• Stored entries
►
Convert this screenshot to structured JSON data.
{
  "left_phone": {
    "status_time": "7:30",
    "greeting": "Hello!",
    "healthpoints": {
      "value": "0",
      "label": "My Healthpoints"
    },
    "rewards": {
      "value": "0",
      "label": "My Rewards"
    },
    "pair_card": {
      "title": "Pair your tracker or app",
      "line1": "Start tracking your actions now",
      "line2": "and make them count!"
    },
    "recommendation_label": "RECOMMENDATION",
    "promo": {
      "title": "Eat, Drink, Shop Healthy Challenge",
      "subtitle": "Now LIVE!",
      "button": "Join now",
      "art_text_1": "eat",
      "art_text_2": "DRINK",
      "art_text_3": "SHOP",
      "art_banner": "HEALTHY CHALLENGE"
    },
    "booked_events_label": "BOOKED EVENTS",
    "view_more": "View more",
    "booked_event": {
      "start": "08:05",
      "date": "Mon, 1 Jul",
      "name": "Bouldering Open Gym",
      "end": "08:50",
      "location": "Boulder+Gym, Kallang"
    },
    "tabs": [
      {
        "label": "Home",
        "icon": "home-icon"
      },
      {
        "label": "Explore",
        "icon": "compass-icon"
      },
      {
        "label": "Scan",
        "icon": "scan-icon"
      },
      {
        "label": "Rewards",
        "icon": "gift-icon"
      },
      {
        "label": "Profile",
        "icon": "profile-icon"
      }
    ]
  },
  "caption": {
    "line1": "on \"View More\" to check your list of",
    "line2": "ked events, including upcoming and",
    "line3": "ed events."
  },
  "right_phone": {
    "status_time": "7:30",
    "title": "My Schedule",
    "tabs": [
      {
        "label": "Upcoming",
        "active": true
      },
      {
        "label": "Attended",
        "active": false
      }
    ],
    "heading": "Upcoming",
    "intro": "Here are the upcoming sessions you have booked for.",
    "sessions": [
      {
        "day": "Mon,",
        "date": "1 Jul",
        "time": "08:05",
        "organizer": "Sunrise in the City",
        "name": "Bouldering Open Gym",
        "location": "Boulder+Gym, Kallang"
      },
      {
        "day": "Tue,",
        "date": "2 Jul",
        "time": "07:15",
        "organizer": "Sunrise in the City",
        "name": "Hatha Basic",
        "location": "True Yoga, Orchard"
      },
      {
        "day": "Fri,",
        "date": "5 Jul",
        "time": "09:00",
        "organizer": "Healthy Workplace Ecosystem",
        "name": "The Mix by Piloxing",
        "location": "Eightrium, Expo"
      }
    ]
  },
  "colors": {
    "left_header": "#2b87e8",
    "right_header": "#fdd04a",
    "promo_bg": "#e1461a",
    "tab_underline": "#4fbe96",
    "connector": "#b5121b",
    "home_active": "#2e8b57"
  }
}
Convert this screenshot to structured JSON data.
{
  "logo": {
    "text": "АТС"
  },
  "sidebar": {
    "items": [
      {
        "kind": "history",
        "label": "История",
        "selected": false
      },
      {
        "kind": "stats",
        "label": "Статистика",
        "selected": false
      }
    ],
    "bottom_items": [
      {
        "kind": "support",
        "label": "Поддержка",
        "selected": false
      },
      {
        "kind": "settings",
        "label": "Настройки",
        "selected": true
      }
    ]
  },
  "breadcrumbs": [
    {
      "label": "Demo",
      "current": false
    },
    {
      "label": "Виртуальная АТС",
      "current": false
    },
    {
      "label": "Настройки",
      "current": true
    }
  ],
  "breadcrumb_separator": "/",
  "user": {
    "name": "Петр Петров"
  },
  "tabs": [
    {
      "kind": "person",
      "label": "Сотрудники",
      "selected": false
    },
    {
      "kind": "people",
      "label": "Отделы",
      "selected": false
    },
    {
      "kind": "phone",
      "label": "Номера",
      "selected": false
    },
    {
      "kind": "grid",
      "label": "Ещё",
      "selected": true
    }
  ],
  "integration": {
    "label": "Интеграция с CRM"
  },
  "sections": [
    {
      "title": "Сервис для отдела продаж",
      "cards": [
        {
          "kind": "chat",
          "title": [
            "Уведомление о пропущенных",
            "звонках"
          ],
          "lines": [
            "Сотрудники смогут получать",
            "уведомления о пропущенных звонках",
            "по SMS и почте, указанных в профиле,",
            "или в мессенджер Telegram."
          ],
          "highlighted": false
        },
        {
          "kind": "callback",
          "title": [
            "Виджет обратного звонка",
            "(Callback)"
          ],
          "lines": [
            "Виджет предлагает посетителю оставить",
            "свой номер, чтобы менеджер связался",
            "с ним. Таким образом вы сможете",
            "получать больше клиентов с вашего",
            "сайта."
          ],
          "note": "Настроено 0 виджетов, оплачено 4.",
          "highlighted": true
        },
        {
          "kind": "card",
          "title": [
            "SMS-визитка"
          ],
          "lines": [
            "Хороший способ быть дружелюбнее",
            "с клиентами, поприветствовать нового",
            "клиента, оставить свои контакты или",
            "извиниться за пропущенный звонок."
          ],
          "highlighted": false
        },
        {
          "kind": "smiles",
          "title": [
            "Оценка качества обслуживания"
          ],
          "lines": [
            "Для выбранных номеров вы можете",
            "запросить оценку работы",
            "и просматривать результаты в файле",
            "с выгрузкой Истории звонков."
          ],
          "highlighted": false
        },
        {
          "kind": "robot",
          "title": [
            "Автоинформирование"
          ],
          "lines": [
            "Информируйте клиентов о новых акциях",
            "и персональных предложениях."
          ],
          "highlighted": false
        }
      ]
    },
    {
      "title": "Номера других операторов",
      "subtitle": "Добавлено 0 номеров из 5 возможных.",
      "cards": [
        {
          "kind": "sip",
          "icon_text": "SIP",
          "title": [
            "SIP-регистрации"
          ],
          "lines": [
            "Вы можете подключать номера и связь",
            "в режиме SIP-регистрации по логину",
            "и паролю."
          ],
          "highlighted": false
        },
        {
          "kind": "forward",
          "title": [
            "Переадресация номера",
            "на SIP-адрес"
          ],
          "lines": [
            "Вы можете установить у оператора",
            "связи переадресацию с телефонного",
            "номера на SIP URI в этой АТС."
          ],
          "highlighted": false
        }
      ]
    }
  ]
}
◄
Examine the records and pull out every line where the string "your" occurs.

• EXPECTED ANSWER
      "title": "Pair your tracker or app",
      "line1": "Start tracking your actions now",
    "line1": "on \"View More\" to check your list of",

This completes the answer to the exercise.